OBJECTIVE: Pick out each line below containing "this".

Collection entries
****************************************

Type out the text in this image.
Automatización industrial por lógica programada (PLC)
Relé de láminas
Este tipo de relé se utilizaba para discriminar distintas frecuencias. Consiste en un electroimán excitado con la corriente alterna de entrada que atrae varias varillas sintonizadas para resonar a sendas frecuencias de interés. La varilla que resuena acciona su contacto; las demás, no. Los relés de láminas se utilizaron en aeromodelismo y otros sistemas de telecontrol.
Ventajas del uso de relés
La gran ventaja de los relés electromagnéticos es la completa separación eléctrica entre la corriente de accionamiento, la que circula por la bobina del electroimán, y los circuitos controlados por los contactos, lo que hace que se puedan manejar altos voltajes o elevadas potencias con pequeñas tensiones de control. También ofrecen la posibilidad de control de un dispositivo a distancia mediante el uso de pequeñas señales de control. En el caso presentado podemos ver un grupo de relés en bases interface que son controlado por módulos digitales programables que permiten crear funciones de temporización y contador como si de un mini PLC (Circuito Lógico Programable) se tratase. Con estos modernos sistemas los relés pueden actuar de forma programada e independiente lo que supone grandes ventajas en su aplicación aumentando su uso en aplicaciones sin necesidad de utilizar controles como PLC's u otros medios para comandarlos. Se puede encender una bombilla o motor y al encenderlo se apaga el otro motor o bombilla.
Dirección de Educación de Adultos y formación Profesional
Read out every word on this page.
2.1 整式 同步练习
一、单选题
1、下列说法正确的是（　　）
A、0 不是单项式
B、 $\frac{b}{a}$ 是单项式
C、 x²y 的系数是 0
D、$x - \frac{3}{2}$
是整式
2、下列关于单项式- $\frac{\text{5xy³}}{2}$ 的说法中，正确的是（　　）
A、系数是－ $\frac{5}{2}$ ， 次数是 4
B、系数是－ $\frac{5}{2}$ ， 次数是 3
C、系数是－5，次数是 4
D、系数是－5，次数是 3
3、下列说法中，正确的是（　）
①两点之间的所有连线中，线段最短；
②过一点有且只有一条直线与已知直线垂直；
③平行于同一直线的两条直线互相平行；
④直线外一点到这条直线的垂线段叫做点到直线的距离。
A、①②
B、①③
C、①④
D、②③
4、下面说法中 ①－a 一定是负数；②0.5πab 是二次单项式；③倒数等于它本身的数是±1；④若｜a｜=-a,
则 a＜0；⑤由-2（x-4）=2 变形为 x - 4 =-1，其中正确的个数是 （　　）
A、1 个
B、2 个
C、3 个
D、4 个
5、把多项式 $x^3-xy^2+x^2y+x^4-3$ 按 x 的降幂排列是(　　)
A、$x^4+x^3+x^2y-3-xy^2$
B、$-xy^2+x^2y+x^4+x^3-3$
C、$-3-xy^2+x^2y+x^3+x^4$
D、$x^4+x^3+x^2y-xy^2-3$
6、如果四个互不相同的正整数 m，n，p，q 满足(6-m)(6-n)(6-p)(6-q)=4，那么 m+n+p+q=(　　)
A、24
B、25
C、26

****************************************

RESULT:
Type out the text in this image.
Read out every word on this page.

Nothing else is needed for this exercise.